• [WHAT NEEDS TO BE DONE]: Every line below that mentions the word "HTHP" should be copied out.

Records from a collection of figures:
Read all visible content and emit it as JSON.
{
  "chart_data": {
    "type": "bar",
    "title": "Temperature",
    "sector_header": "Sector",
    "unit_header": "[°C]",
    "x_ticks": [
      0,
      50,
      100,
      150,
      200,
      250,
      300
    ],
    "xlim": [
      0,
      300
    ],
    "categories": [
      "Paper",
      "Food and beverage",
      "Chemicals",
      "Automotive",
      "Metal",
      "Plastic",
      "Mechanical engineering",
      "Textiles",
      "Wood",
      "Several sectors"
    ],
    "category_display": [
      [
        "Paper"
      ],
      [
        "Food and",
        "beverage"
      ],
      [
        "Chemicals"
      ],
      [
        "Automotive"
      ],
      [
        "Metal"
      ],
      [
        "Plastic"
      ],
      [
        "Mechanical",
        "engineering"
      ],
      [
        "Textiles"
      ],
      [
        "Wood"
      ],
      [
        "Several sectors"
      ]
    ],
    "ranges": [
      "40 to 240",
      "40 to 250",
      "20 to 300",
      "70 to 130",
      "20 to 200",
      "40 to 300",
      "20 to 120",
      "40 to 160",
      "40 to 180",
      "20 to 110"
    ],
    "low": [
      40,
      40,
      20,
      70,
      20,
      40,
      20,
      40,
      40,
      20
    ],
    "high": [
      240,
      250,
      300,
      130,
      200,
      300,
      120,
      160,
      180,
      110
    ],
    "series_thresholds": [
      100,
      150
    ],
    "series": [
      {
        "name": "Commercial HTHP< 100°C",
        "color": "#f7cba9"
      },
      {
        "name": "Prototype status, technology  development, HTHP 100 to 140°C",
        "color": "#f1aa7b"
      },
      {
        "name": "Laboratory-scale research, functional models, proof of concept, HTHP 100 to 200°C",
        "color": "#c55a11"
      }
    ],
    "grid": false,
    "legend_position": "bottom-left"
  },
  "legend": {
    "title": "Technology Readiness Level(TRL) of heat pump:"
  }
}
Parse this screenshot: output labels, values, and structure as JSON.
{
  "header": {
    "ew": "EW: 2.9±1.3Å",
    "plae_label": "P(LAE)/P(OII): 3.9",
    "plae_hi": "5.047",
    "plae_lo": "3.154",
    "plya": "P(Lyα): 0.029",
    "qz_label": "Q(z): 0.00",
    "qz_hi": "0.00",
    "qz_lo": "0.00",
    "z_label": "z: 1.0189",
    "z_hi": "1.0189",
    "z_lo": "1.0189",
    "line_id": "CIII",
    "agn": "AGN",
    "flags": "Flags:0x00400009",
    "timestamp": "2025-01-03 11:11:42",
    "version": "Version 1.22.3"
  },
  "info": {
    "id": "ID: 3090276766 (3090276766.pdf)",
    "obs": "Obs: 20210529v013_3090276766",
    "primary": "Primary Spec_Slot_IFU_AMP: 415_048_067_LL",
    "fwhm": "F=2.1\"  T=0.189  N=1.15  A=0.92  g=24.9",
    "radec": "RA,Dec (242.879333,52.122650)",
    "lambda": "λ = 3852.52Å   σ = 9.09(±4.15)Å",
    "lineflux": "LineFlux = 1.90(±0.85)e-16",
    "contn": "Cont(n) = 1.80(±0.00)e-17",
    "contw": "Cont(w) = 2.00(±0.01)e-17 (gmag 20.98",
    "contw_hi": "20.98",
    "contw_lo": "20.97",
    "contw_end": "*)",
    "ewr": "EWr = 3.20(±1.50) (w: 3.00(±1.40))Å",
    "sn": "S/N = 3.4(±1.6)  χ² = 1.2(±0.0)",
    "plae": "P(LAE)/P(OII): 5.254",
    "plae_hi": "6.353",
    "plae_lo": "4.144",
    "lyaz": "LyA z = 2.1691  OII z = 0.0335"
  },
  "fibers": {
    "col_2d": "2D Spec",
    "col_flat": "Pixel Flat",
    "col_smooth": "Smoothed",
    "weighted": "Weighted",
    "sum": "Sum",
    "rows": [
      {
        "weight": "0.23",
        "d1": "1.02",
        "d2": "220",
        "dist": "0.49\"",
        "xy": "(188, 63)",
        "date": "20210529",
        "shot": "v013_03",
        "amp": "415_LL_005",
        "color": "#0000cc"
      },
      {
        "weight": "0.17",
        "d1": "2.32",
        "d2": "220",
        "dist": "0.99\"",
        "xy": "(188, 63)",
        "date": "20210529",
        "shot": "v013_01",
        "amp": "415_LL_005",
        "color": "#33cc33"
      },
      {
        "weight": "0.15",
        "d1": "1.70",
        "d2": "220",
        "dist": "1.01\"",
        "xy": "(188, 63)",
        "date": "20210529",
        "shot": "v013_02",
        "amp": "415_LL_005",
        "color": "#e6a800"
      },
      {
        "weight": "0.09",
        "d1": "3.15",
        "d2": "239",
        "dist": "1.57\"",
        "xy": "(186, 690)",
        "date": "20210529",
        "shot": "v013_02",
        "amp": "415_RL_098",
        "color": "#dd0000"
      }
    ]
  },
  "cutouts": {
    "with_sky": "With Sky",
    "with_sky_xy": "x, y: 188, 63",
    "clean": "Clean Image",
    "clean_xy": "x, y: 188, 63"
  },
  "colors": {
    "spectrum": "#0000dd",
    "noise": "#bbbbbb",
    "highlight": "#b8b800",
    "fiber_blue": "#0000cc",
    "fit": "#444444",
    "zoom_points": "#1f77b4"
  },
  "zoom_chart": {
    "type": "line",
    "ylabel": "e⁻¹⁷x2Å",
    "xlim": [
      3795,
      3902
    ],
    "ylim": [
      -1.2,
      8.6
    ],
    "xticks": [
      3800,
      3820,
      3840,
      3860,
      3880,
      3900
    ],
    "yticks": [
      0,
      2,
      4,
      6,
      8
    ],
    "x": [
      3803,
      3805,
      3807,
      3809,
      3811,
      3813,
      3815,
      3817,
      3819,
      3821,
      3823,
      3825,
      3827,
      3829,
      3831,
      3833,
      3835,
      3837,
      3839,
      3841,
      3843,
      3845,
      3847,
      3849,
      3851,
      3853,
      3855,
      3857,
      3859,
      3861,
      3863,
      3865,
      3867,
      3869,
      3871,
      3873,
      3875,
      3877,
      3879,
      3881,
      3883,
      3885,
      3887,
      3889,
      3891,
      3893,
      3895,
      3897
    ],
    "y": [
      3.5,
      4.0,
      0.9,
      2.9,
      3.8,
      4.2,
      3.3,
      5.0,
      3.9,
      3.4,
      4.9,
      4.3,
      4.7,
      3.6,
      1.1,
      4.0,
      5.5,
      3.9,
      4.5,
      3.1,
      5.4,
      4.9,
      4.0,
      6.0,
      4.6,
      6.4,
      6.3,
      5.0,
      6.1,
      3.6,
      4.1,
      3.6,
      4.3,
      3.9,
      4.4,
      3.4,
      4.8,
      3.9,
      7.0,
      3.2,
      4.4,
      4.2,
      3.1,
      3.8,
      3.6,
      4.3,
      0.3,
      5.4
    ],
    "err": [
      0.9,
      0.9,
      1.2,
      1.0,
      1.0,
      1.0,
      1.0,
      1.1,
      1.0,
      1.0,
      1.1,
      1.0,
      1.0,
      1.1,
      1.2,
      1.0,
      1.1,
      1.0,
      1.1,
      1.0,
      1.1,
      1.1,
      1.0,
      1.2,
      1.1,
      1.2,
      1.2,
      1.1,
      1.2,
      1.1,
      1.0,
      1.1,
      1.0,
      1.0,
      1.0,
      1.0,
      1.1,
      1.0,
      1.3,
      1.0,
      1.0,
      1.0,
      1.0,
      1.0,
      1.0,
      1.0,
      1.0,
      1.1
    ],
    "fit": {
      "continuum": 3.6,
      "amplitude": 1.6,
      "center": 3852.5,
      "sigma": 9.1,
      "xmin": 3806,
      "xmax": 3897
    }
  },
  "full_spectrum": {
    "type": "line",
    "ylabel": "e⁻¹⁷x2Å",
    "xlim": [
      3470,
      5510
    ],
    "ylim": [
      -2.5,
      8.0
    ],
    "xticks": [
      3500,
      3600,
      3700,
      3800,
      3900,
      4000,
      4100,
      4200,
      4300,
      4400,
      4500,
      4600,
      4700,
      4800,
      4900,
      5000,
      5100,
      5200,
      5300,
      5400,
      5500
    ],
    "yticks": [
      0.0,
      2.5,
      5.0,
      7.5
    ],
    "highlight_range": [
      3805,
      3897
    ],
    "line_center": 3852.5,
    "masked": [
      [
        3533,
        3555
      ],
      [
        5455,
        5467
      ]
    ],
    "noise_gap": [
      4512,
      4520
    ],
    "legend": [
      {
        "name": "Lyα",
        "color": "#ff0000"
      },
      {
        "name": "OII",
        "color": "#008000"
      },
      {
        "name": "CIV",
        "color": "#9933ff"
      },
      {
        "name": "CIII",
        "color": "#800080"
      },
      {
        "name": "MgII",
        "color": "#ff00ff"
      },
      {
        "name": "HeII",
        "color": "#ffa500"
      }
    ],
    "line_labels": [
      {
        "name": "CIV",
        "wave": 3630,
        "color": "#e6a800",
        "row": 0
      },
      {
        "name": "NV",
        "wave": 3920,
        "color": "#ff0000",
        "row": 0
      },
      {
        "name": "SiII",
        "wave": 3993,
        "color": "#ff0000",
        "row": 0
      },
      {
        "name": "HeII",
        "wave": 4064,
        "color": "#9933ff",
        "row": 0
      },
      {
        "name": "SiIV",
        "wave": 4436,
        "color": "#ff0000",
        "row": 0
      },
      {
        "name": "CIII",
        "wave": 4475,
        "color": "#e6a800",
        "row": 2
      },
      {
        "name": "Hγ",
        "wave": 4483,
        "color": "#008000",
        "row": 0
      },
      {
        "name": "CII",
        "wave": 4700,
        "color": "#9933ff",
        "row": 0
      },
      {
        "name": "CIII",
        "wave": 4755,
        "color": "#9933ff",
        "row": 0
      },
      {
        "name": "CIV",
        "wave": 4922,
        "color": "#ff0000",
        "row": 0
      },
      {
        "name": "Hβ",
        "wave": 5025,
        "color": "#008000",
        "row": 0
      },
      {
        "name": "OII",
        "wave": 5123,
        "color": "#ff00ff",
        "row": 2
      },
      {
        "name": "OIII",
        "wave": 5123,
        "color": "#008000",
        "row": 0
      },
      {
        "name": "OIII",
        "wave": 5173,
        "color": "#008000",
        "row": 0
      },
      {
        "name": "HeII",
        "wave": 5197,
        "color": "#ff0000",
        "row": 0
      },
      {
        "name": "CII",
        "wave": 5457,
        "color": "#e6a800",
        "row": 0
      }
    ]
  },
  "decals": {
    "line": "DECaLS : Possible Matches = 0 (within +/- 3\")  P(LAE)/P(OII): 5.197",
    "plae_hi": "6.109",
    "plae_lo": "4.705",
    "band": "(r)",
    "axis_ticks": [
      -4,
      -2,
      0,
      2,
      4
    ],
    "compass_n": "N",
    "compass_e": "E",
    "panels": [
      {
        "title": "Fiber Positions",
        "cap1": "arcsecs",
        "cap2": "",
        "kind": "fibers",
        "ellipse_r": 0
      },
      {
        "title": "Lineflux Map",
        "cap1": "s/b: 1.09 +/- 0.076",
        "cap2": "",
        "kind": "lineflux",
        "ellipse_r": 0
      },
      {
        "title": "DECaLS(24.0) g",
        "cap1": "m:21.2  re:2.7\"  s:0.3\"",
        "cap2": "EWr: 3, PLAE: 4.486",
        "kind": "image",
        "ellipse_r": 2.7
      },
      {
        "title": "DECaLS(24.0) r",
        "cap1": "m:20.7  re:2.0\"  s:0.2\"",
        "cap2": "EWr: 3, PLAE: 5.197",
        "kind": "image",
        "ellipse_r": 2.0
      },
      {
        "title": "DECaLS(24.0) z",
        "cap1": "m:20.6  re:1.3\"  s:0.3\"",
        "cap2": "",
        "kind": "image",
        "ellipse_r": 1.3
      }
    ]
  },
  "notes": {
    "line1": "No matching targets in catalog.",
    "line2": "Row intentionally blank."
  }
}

• [RESULT BELOW]:
        "name": "Commercial HTHP< 100°C",
        "name": "Prototype status, technology  development, HTHP 100 to 140°C",
        "name": "Laboratory-scale research, functional models, proof of concept, HTHP 100 to 200°C",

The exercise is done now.